→ Brief:
Determine how many lines of the entries contain "fast". Reply with that number alone.
......
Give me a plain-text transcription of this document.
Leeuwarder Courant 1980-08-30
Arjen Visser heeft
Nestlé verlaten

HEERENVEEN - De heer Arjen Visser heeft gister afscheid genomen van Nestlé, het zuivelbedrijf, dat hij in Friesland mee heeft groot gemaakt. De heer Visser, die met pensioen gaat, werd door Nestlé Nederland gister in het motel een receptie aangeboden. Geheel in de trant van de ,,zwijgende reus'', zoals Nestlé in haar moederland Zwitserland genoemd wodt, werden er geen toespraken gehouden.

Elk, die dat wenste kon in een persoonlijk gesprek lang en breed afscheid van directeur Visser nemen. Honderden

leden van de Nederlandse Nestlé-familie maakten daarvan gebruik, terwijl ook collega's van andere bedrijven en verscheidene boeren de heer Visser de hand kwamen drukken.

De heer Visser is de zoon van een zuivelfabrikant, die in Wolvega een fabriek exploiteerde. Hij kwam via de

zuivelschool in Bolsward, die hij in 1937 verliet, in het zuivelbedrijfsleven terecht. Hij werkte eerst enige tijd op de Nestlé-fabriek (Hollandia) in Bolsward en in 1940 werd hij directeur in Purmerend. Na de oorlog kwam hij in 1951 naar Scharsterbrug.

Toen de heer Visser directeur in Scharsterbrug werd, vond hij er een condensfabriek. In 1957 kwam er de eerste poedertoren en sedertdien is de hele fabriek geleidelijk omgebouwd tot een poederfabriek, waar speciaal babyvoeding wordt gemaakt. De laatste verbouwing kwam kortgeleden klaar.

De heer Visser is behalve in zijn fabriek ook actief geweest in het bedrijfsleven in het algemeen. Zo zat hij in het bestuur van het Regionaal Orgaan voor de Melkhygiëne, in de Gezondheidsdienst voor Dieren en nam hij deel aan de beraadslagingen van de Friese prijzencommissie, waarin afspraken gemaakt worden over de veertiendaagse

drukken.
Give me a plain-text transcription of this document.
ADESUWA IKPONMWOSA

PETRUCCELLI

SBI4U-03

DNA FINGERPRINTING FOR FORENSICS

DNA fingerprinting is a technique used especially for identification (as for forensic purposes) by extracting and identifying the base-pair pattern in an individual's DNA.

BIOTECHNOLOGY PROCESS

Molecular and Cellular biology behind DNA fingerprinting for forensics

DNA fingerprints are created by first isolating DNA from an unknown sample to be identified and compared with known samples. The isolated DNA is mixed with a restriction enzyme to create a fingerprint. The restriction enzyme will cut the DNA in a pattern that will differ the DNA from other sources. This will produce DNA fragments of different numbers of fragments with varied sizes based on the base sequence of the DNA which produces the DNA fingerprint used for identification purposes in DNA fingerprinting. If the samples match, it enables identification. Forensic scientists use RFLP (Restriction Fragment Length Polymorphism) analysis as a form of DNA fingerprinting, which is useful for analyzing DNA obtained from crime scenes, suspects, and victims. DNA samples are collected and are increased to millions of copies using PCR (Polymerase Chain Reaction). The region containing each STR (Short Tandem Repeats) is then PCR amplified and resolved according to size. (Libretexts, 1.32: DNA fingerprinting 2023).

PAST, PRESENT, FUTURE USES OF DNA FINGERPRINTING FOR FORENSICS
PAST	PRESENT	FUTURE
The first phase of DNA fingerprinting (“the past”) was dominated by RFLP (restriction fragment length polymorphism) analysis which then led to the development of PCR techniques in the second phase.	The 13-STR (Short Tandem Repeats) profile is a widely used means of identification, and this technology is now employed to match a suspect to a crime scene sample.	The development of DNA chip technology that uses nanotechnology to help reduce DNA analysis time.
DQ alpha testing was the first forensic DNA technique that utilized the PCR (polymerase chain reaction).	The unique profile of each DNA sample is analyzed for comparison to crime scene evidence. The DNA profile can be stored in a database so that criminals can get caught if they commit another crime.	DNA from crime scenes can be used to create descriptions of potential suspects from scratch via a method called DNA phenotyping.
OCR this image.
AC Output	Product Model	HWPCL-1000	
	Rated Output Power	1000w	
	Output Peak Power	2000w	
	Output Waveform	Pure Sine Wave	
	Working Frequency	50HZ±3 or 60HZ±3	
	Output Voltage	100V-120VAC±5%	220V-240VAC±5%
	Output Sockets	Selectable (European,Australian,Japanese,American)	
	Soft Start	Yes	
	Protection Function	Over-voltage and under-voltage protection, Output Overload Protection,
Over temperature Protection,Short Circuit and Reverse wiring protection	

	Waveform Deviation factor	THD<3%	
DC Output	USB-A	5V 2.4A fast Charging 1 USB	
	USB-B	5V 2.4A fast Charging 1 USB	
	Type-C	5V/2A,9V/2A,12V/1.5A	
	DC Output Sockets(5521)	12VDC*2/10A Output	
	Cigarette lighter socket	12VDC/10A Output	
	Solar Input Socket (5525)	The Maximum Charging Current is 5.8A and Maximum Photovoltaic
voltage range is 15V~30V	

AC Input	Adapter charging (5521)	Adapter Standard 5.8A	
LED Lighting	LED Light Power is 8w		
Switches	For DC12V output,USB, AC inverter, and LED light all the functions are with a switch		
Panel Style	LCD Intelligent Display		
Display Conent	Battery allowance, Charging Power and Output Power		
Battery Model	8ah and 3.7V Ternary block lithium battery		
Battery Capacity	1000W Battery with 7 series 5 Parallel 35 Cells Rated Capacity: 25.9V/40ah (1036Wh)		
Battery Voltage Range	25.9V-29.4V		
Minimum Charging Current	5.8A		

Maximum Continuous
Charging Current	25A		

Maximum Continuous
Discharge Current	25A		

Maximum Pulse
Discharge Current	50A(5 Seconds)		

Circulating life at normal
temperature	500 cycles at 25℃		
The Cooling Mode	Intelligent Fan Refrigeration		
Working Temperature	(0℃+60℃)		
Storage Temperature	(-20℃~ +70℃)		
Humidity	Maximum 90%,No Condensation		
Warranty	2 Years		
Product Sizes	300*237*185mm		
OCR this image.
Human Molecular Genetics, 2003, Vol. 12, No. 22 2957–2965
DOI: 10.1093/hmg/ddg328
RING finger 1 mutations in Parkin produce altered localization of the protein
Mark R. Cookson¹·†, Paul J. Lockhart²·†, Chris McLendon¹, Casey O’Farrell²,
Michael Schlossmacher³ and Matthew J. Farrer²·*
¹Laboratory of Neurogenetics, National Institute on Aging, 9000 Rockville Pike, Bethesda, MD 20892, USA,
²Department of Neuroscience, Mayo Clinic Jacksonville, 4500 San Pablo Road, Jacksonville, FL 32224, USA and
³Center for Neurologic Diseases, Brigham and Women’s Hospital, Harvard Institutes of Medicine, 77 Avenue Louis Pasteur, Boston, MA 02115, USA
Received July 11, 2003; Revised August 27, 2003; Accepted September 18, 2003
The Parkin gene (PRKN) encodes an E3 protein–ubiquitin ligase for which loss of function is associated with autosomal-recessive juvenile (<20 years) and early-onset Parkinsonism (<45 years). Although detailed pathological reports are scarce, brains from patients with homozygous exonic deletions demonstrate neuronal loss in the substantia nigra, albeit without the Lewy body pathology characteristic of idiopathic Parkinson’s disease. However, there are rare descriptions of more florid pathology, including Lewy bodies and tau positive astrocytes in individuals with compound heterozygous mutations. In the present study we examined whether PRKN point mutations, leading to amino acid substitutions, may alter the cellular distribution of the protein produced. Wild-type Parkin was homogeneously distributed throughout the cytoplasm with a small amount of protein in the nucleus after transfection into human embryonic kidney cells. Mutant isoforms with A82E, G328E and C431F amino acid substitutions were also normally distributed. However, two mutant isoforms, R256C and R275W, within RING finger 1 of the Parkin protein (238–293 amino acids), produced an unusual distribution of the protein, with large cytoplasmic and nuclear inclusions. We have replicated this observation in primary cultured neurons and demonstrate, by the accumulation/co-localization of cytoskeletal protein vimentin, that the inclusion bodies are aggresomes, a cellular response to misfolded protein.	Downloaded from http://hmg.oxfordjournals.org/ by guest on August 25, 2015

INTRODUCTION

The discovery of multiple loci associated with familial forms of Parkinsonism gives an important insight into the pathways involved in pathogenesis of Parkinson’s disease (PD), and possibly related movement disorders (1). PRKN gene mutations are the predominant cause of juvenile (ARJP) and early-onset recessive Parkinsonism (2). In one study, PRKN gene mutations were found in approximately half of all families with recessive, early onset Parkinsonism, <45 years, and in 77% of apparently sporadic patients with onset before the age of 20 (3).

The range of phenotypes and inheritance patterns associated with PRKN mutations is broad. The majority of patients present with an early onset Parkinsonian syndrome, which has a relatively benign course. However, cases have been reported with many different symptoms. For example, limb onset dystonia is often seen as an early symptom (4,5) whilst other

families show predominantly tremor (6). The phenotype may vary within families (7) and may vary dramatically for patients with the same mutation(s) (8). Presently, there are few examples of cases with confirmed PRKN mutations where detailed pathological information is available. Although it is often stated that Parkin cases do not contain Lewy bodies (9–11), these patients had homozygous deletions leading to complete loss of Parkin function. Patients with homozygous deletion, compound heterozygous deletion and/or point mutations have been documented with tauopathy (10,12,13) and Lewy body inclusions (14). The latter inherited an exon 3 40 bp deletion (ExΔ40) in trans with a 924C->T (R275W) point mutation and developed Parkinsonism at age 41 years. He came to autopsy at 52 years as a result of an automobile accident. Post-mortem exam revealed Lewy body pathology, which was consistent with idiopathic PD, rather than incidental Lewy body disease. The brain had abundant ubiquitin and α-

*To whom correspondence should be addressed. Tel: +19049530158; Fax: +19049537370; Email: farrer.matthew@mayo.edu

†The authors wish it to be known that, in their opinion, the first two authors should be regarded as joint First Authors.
......
→ Answer area:
2